WHAT YOU NEED TO DO:
Could you print all the entries exactly?

MATERIAL SUPPLIED:
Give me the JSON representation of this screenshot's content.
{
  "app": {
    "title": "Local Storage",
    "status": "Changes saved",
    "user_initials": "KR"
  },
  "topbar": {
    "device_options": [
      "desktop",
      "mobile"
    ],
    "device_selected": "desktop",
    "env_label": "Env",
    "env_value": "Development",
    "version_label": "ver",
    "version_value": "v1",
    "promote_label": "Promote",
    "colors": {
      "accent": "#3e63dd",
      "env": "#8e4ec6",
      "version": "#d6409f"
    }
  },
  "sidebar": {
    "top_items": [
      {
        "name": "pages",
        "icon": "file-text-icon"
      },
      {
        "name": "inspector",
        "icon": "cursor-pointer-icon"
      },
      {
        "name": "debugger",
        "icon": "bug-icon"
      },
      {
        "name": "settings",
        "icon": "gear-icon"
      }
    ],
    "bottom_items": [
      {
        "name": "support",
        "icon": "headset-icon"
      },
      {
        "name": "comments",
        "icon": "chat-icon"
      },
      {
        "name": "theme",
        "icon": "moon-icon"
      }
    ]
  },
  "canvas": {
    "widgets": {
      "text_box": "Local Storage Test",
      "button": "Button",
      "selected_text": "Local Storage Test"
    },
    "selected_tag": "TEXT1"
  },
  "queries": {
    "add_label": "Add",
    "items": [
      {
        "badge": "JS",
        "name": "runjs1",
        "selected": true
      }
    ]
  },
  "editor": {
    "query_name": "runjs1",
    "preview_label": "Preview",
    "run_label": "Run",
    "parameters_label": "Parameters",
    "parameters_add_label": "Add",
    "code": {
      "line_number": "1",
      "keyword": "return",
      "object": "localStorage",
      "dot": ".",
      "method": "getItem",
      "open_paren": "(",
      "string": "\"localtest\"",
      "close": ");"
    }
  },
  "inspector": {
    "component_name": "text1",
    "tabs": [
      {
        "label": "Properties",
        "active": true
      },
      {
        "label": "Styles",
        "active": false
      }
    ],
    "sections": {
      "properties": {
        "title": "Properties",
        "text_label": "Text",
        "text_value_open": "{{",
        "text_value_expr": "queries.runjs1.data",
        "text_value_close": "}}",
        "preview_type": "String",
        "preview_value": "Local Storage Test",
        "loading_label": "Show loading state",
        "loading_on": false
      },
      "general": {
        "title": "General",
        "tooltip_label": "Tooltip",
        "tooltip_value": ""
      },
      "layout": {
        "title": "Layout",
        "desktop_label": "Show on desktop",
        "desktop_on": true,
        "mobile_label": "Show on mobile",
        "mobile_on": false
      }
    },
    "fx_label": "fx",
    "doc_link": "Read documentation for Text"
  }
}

THE ANSWER:
Give me the JSON representation of this screenshot's content.
{
  "app": {
    "title": "Local Storage",
    "status": "Changes saved",
    "user_initials": "KR"
  },
  "topbar": {
    "device_options": [
      "desktop",
      "mobile"
    ],
    "device_selected": "desktop",
    "env_label": "Env",
    "env_value": "Development",
    "version_label": "ver",
    "version_value": "v1",
    "promote_label": "Promote",
    "colors": {
      "accent": "#3e63dd",
      "env": "#8e4ec6",
      "version": "#d6409f"
    }
  },
  "sidebar": {
    "top_items": [
      {
        "name": "pages",
        "icon": "file-text-icon"
      },
      {
        "name": "inspector",
        "icon": "cursor-pointer-icon"
      },
      {
        "name": "debugger",
        "icon": "bug-icon"
      },
      {
        "name": "settings",
        "icon": "gear-icon"
      }
    ],
    "bottom_items": [
      {
        "name": "support",
        "icon": "headset-icon"
      },
      {
        "name": "comments",
        "icon": "chat-icon"
      },
      {
        "name": "theme",
        "icon": "moon-icon"
      }
    ]
  },
  "canvas": {
    "widgets": {
      "text_box": "Local Storage Test",
      "button": "Button",
      "selected_text": "Local Storage Test"
    },
    "selected_tag": "TEXT1"
  },
  "queries": {
    "add_label": "Add",
    "items": [
      {
        "badge": "JS",
        "name": "runjs1",
        "selected": true
      }
    ]
  },
  "editor": {
    "query_name": "runjs1",
    "preview_label": "Preview",
    "run_label": "Run",
    "parameters_label": "Parameters",
    "parameters_add_label": "Add",
    "code": {
      "line_number": "1",
      "keyword": "return",
      "object": "localStorage",
      "dot": ".",
      "method": "getItem",
      "open_paren": "(",
      "string": "\"localtest\"",
      "close": ");"
    }
  },
  "inspector": {
    "component_name": "text1",
    "tabs": [
      {
        "label": "Properties",
        "active": true
      },
      {
        "label": "Styles",
        "active": false
      }
    ],
    "sections": {
      "properties": {
        "title": "Properties",
        "text_label": "Text",
        "text_value_open": "{{",
        "text_value_expr": "queries.runjs1.data",
        "text_value_close": "}}",
        "preview_type": "String",
        "preview_value": "Local Storage Test",
        "loading_label": "Show loading state",
        "loading_on": false
      },
      "general": {
        "title": "General",
        "tooltip_label": "Tooltip",
        "tooltip_value": ""
      },
      "layout": {
        "title": "Layout",
        "desktop_label": "Show on desktop",
        "desktop_on": true,
        "mobile_label": "Show on mobile",
        "mobile_on": false
      }
    },
    "fx_label": "fx",
    "doc_link": "Read documentation for Text"
  }
}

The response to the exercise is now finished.